TASK PROMPT: From the listing below, extract every line containing "τοῦτο".

◆ ◆ ◆ ◆ ◆

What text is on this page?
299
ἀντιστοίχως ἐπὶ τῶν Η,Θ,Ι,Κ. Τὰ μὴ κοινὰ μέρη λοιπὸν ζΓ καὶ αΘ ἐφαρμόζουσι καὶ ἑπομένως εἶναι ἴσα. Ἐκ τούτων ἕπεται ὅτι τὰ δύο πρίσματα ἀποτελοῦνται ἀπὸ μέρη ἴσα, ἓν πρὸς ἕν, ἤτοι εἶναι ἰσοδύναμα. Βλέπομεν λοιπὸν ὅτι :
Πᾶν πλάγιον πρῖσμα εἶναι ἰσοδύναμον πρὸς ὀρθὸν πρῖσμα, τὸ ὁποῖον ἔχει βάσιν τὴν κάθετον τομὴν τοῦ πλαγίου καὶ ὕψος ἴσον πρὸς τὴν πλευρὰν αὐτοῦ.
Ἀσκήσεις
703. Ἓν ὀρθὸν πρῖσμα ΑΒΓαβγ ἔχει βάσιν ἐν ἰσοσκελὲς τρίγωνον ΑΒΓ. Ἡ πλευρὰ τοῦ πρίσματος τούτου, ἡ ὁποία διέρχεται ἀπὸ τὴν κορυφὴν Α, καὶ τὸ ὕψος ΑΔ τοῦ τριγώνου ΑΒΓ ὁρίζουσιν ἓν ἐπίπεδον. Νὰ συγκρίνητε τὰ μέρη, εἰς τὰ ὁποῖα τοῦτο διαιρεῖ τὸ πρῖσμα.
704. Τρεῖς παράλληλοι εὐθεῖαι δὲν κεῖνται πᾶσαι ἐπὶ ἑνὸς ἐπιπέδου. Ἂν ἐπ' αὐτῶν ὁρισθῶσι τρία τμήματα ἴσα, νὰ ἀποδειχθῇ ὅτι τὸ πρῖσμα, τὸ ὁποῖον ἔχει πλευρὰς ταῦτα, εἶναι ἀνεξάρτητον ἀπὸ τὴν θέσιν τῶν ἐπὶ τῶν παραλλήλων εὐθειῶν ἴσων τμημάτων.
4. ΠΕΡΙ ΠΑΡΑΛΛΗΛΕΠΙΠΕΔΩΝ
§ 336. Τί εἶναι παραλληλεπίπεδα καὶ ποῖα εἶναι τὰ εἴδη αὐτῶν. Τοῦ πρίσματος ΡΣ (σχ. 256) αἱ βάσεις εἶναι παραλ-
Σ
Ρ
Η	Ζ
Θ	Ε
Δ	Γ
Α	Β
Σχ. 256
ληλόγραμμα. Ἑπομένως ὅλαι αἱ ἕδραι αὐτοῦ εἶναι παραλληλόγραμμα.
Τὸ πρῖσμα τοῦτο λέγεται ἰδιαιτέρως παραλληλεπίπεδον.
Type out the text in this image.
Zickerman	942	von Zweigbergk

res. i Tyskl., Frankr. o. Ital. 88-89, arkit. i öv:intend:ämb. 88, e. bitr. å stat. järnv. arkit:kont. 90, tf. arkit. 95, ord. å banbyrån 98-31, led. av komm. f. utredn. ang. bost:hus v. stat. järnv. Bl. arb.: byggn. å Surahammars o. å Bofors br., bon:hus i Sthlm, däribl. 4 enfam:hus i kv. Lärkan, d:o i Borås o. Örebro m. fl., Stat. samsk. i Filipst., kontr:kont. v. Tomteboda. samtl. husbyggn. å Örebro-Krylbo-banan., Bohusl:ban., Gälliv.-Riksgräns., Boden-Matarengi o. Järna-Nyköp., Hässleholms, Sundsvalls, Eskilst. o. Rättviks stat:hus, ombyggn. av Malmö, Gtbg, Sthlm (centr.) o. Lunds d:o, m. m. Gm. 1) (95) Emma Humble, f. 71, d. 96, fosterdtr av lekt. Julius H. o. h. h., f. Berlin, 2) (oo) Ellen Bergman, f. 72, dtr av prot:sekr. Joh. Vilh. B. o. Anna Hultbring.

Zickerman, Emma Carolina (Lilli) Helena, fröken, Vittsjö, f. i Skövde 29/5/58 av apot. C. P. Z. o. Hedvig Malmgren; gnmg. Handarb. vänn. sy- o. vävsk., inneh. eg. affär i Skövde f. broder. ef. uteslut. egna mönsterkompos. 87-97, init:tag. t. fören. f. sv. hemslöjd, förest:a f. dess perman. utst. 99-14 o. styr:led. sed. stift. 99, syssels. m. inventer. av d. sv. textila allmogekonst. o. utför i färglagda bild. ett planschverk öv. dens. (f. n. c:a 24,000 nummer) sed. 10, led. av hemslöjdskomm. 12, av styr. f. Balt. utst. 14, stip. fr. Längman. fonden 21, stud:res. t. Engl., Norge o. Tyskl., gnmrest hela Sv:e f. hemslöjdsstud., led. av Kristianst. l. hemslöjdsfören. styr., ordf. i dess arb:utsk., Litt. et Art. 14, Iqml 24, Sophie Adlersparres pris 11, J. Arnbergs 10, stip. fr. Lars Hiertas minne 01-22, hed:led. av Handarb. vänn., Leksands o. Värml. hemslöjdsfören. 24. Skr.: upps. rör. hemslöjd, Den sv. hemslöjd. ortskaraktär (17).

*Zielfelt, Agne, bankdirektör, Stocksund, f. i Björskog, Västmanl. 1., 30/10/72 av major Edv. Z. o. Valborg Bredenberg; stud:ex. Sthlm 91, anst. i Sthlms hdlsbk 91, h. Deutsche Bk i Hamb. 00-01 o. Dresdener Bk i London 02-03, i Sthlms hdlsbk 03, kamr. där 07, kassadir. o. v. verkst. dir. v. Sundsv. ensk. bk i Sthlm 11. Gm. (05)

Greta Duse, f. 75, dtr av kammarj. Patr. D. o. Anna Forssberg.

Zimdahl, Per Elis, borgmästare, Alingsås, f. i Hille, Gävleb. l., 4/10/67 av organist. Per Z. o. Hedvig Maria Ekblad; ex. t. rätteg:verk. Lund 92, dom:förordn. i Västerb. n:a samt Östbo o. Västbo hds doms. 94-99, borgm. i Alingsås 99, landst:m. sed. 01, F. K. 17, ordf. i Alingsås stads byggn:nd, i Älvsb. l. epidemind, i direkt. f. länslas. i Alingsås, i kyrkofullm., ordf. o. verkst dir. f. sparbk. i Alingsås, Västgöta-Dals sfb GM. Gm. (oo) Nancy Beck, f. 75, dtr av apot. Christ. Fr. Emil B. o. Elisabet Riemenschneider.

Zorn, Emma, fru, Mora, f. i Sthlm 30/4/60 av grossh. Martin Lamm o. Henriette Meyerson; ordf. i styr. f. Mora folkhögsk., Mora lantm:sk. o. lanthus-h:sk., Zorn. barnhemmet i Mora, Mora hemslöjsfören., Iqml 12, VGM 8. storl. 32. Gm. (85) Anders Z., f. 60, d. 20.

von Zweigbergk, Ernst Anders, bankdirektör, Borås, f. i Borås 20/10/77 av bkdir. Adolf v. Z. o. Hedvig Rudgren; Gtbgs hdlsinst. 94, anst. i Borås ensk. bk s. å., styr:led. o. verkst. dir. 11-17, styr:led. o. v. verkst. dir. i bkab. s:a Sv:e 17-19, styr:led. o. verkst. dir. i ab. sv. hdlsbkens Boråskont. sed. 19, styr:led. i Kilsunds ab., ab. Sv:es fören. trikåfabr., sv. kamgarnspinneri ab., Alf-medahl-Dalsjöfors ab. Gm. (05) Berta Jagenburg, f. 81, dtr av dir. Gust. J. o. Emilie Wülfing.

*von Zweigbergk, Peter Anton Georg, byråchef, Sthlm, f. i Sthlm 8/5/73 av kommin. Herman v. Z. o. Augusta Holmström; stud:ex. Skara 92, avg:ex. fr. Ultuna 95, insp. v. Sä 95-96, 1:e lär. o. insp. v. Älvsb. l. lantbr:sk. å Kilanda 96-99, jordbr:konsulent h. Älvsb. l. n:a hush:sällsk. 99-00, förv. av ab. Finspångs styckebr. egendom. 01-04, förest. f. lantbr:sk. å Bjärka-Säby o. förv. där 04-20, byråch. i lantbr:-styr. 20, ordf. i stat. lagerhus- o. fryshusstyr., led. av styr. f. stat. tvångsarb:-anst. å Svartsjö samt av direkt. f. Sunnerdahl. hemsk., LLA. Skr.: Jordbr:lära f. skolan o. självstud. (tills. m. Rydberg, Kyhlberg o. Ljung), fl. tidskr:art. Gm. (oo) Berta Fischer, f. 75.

◆ ◆ ◆ ◆ ◆

SOLVED EXERCISE:
703. Ἓν ὀρθὸν πρῖσμα ΑΒΓαβγ ἔχει βάσιν ἐν ἰσοσκελὲς τρίγωνον ΑΒΓ. Ἡ πλευρὰ τοῦ πρίσματος τούτου, ἡ ὁποία διέρχεται ἀπὸ τὴν κορυφὴν Α, καὶ τὸ ὕψος ΑΔ τοῦ τριγώνου ΑΒΓ ὁρίζουσιν ἓν ἐπίπεδον. Νὰ συγκρίνητε τὰ μέρη, εἰς τὰ ὁποῖα τοῦτο διαιρεῖ τὸ πρῖσμα.
Τὸ πρῖσμα τοῦτο λέγεται ἰδιαιτέρως παραλληλεπίπεδον.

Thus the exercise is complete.